— begin MATERIAL PROVIDED —

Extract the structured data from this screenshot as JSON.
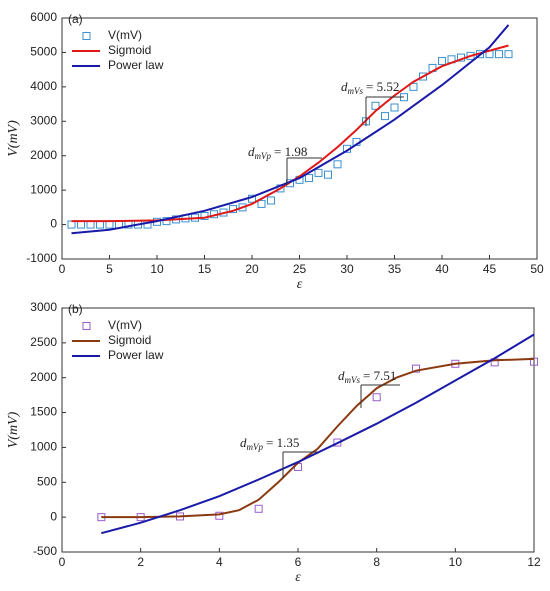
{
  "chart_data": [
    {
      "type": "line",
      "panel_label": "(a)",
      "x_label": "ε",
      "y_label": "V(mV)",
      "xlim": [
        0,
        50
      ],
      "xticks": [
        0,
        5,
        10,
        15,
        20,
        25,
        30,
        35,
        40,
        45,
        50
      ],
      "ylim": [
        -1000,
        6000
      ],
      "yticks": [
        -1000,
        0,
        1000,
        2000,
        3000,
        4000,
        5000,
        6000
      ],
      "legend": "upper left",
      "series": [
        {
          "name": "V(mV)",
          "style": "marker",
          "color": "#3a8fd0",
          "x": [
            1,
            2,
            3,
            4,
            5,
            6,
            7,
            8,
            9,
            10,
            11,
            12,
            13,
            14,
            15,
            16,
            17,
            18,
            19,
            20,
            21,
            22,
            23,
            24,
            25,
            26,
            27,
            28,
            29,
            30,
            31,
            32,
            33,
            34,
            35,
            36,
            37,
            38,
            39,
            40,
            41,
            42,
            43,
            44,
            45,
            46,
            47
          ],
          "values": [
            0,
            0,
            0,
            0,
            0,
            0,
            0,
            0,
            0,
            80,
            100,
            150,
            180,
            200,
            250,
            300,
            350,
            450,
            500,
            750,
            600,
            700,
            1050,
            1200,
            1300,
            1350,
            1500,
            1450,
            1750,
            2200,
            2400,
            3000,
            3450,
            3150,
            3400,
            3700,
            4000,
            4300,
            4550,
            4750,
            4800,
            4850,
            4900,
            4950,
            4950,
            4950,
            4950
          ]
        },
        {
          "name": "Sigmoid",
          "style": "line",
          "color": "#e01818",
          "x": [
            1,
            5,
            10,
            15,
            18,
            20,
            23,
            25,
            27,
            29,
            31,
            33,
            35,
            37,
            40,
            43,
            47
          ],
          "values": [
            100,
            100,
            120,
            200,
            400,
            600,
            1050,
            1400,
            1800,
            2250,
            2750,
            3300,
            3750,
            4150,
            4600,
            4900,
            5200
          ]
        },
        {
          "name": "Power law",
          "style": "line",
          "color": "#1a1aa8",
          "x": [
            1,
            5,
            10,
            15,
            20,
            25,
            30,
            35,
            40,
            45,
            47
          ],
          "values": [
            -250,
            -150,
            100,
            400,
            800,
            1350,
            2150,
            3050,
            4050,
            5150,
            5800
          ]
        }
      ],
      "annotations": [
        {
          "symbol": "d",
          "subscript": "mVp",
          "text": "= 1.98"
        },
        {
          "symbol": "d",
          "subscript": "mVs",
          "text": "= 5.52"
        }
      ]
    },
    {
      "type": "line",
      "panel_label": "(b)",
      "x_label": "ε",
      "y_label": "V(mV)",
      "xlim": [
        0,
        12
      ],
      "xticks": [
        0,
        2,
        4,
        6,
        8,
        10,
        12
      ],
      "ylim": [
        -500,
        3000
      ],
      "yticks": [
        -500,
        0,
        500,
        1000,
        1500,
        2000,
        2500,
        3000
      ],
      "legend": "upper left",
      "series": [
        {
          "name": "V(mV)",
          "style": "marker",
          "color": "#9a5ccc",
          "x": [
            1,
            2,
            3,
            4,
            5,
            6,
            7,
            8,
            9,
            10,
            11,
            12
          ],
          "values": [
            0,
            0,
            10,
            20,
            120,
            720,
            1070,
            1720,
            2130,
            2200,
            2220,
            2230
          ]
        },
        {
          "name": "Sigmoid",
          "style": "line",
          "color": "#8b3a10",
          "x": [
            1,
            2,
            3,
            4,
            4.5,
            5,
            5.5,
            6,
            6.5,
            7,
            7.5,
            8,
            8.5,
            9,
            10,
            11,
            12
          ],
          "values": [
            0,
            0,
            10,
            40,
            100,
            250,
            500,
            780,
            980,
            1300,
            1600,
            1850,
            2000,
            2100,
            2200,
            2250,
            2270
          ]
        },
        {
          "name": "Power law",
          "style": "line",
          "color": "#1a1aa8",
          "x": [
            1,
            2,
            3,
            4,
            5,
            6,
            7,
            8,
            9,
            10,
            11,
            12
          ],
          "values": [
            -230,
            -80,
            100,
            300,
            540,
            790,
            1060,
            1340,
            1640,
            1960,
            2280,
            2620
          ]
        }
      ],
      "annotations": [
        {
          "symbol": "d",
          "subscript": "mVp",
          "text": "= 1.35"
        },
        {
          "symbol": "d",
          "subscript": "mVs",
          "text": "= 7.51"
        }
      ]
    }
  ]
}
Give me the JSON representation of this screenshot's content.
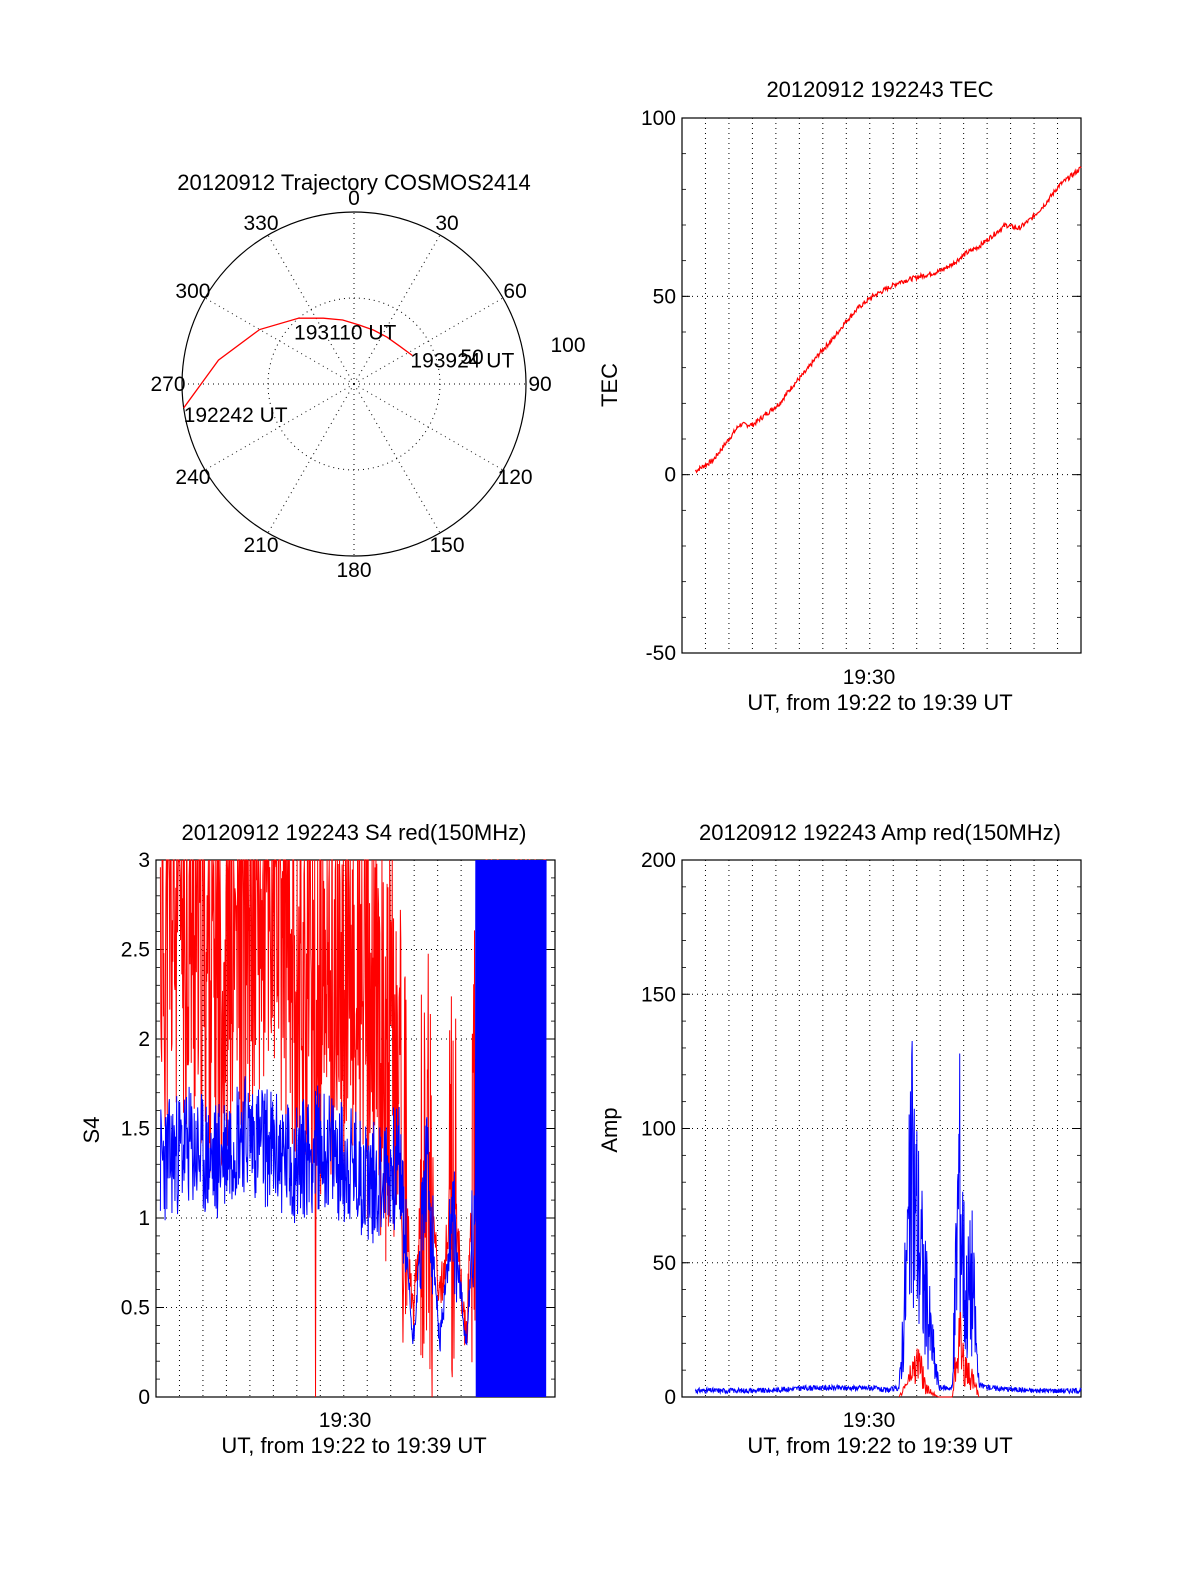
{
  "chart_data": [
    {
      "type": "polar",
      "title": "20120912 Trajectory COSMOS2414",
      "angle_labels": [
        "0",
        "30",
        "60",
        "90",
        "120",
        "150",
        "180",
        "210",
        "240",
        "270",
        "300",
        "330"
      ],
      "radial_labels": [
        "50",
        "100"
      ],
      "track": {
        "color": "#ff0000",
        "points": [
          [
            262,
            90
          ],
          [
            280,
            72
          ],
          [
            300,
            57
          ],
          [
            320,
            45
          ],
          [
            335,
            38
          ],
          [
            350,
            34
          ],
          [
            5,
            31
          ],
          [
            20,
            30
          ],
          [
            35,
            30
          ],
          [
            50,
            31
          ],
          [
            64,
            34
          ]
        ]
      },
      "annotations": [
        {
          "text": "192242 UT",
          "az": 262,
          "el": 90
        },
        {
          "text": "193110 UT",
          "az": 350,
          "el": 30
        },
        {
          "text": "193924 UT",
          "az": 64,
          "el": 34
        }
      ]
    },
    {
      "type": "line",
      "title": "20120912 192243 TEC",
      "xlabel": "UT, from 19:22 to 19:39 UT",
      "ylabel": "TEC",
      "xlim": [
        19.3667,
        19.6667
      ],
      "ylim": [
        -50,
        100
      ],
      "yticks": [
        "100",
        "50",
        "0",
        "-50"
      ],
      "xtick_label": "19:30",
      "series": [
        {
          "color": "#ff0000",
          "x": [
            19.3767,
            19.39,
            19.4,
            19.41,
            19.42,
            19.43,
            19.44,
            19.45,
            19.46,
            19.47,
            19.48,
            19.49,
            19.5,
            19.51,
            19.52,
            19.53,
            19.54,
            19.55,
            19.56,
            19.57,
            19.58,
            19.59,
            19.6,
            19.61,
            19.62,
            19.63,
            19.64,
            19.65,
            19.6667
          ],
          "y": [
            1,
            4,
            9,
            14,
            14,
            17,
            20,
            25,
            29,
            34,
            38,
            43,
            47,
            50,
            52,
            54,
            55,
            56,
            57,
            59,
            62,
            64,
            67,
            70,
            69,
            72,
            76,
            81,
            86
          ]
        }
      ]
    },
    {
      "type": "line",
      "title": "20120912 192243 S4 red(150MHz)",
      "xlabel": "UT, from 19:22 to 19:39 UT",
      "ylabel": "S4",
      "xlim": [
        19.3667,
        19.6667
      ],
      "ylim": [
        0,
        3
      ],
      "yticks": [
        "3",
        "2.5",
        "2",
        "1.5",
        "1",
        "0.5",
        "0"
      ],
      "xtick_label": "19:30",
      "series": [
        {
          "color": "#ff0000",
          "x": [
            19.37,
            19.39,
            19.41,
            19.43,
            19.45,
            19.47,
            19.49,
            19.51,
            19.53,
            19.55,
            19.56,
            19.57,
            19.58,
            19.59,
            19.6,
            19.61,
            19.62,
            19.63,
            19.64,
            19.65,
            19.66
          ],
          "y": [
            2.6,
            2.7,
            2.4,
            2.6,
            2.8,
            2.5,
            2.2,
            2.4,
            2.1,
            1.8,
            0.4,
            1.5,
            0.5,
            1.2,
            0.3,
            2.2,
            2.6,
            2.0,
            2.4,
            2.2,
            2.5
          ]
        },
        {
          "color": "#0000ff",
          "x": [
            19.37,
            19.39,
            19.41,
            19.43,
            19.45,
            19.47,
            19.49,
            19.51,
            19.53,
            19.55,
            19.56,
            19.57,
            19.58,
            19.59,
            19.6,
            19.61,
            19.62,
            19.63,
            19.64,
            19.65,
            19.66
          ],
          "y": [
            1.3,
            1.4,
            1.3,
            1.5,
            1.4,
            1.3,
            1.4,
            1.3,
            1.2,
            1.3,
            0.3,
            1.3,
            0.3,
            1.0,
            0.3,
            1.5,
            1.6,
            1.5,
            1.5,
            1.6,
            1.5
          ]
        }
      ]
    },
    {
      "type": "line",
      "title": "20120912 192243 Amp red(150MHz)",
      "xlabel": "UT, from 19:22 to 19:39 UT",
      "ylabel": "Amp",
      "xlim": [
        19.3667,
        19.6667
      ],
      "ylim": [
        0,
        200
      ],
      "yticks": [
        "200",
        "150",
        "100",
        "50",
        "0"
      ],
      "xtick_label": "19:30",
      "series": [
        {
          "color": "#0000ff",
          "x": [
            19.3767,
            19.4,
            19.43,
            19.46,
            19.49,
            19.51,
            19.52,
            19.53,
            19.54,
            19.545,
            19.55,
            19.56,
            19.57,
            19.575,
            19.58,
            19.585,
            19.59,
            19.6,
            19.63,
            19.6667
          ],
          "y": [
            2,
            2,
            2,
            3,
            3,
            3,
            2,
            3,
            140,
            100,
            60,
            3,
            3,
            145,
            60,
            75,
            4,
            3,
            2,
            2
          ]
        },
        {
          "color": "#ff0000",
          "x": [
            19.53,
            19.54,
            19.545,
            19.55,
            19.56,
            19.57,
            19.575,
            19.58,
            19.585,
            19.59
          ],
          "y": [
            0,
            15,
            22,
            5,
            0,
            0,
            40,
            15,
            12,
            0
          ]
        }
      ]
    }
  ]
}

— end MATERIAL PROVIDED —

Check every line of the entries above for the word "this" and report how many lines contain it, giving the number only.

WRITTEN REPLY: 2